Written problem:
Can the data below be echoed back word for word?

Task inputs:
----
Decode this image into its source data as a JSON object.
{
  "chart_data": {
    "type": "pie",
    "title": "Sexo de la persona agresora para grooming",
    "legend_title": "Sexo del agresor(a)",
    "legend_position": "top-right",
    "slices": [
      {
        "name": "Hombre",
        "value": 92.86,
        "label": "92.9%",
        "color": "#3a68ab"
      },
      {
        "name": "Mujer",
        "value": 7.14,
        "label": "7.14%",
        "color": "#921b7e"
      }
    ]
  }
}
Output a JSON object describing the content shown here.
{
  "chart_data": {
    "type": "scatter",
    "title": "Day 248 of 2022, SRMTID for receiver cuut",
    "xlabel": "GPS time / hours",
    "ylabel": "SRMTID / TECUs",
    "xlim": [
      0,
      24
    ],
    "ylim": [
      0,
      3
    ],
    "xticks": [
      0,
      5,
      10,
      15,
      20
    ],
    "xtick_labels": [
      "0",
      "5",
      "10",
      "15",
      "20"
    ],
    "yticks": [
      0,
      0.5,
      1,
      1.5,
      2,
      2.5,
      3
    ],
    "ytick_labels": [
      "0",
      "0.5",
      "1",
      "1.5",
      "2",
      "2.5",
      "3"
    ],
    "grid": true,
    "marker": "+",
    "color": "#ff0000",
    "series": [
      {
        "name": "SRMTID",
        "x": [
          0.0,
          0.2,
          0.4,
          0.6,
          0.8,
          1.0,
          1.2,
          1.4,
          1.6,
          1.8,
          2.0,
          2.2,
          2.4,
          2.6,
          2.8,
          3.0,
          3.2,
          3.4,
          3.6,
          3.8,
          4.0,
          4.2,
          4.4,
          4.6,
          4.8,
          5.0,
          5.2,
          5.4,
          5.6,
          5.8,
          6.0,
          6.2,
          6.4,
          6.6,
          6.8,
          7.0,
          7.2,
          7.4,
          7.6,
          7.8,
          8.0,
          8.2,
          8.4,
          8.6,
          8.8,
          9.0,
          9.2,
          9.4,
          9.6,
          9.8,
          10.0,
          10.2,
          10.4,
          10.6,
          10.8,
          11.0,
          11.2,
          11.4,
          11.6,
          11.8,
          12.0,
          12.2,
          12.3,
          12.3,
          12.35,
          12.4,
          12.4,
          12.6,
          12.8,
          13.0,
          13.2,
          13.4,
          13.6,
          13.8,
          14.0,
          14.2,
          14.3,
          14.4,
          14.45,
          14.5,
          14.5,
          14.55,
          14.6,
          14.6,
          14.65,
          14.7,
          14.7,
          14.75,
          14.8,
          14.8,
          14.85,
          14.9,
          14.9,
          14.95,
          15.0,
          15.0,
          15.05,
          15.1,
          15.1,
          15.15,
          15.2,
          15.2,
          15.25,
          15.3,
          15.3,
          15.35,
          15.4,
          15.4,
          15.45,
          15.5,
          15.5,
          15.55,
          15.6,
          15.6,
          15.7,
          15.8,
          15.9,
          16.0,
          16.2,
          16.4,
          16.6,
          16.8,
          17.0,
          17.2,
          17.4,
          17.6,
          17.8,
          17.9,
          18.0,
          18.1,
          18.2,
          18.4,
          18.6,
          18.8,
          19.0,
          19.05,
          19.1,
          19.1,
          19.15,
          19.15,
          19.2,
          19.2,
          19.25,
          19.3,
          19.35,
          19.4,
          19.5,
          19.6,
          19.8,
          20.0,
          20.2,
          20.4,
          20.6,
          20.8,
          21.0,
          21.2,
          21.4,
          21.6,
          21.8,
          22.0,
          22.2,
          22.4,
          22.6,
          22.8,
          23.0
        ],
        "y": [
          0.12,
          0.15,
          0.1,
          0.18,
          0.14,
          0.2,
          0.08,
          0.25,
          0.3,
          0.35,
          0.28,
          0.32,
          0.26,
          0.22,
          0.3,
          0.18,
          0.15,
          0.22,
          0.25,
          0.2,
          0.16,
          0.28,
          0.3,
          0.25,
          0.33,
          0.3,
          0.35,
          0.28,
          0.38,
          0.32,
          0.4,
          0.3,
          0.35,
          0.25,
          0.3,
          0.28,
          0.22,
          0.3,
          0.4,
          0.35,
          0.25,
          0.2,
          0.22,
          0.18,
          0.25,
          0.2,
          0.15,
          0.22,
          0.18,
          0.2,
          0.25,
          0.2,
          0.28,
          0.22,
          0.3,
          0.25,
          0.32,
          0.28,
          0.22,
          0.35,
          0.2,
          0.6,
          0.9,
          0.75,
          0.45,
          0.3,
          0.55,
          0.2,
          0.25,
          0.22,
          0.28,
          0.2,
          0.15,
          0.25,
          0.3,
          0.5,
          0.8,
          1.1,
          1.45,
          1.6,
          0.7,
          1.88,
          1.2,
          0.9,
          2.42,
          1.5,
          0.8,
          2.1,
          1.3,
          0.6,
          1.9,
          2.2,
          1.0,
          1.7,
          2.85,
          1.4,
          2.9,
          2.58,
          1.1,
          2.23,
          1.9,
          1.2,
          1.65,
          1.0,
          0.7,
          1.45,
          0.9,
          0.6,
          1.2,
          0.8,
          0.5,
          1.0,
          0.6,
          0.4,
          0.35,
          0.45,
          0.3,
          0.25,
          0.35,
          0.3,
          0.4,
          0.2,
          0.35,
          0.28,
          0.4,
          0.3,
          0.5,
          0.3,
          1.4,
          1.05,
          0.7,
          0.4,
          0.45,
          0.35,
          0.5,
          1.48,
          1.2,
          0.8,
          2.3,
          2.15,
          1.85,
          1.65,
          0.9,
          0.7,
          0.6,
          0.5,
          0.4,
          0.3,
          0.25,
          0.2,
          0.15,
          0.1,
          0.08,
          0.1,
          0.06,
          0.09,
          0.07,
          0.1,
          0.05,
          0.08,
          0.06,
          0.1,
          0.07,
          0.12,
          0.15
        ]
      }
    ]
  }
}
----
Finished answer:
Decode this image into its source data as a JSON object.
{
  "chart_data": {
    "type": "pie",
    "title": "Sexo de la persona agresora para grooming",
    "legend_title": "Sexo del agresor(a)",
    "legend_position": "top-right",
    "slices": [
      {
        "name": "Hombre",
        "value": 92.86,
        "label": "92.9%",
        "color": "#3a68ab"
      },
      {
        "name": "Mujer",
        "value": 7.14,
        "label": "7.14%",
        "color": "#921b7e"
      }
    ]
  }
}
Output a JSON object describing the content shown here.
{
  "chart_data": {
    "type": "scatter",
    "title": "Day 248 of 2022, SRMTID for receiver cuut",
    "xlabel": "GPS time / hours",
    "ylabel": "SRMTID / TECUs",
    "xlim": [
      0,
      24
    ],
    "ylim": [
      0,
      3
    ],
    "xticks": [
      0,
      5,
      10,
      15,
      20
    ],
    "xtick_labels": [
      "0",
      "5",
      "10",
      "15",
      "20"
    ],
    "yticks": [
      0,
      0.5,
      1,
      1.5,
      2,
      2.5,
      3
    ],
    "ytick_labels": [
      "0",
      "0.5",
      "1",
      "1.5",
      "2",
      "2.5",
      "3"
    ],
    "grid": true,
    "marker": "+",
    "color": "#ff0000",
    "series": [
      {
        "name": "SRMTID",
        "x": [
          0.0,
          0.2,
          0.4,
          0.6,
          0.8,
          1.0,
          1.2,
          1.4,
          1.6,
          1.8,
          2.0,
          2.2,
          2.4,
          2.6,
          2.8,
          3.0,
          3.2,
          3.4,
          3.6,
          3.8,
          4.0,
          4.2,
          4.4,
          4.6,
          4.8,
          5.0,
          5.2,
          5.4,
          5.6,
          5.8,
          6.0,
          6.2,
          6.4,
          6.6,
          6.8,
          7.0,
          7.2,
          7.4,
          7.6,
          7.8,
          8.0,
          8.2,
          8.4,
          8.6,
          8.8,
          9.0,
          9.2,
          9.4,
          9.6,
          9.8,
          10.0,
          10.2,
          10.4,
          10.6,
          10.8,
          11.0,
          11.2,
          11.4,
          11.6,
          11.8,
          12.0,
          12.2,
          12.3,
          12.3,
          12.35,
          12.4,
          12.4,
          12.6,
          12.8,
          13.0,
          13.2,
          13.4,
          13.6,
          13.8,
          14.0,
          14.2,
          14.3,
          14.4,
          14.45,
          14.5,
          14.5,
          14.55,
          14.6,
          14.6,
          14.65,
          14.7,
          14.7,
          14.75,
          14.8,
          14.8,
          14.85,
          14.9,
          14.9,
          14.95,
          15.0,
          15.0,
          15.05,
          15.1,
          15.1,
          15.15,
          15.2,
          15.2,
          15.25,
          15.3,
          15.3,
          15.35,
          15.4,
          15.4,
          15.45,
          15.5,
          15.5,
          15.55,
          15.6,
          15.6,
          15.7,
          15.8,
          15.9,
          16.0,
          16.2,
          16.4,
          16.6,
          16.8,
          17.0,
          17.2,
          17.4,
          17.6,
          17.8,
          17.9,
          18.0,
          18.1,
          18.2,
          18.4,
          18.6,
          18.8,
          19.0,
          19.05,
          19.1,
          19.1,
          19.15,
          19.15,
          19.2,
          19.2,
          19.25,
          19.3,
          19.35,
          19.4,
          19.5,
          19.6,
          19.8,
          20.0,
          20.2,
          20.4,
          20.6,
          20.8,
          21.0,
          21.2,
          21.4,
          21.6,
          21.8,
          22.0,
          22.2,
          22.4,
          22.6,
          22.8,
          23.0
        ],
        "y": [
          0.12,
          0.15,
          0.1,
          0.18,
          0.14,
          0.2,
          0.08,
          0.25,
          0.3,
          0.35,
          0.28,
          0.32,
          0.26,
          0.22,
          0.3,
          0.18,
          0.15,
          0.22,
          0.25,
          0.2,
          0.16,
          0.28,
          0.3,
          0.25,
          0.33,
          0.3,
          0.35,
          0.28,
          0.38,
          0.32,
          0.4,
          0.3,
          0.35,
          0.25,
          0.3,
          0.28,
          0.22,
          0.3,
          0.4,
          0.35,
          0.25,
          0.2,
          0.22,
          0.18,
          0.25,
          0.2,
          0.15,
          0.22,
          0.18,
          0.2,
          0.25,
          0.2,
          0.28,
          0.22,
          0.3,
          0.25,
          0.32,
          0.28,
          0.22,
          0.35,
          0.2,
          0.6,
          0.9,
          0.75,
          0.45,
          0.3,
          0.55,
          0.2,
          0.25,
          0.22,
          0.28,
          0.2,
          0.15,
          0.25,
          0.3,
          0.5,
          0.8,
          1.1,
          1.45,
          1.6,
          0.7,
          1.88,
          1.2,
          0.9,
          2.42,
          1.5,
          0.8,
          2.1,
          1.3,
          0.6,
          1.9,
          2.2,
          1.0,
          1.7,
          2.85,
          1.4,
          2.9,
          2.58,
          1.1,
          2.23,
          1.9,
          1.2,
          1.65,
          1.0,
          0.7,
          1.45,
          0.9,
          0.6,
          1.2,
          0.8,
          0.5,
          1.0,
          0.6,
          0.4,
          0.35,
          0.45,
          0.3,
          0.25,
          0.35,
          0.3,
          0.4,
          0.2,
          0.35,
          0.28,
          0.4,
          0.3,
          0.5,
          0.3,
          1.4,
          1.05,
          0.7,
          0.4,
          0.45,
          0.35,
          0.5,
          1.48,
          1.2,
          0.8,
          2.3,
          2.15,
          1.85,
          1.65,
          0.9,
          0.7,
          0.6,
          0.5,
          0.4,
          0.3,
          0.25,
          0.2,
          0.15,
          0.1,
          0.08,
          0.1,
          0.06,
          0.09,
          0.07,
          0.1,
          0.05,
          0.08,
          0.06,
          0.1,
          0.07,
          0.12,
          0.15
        ]
      }
    ]
  }
}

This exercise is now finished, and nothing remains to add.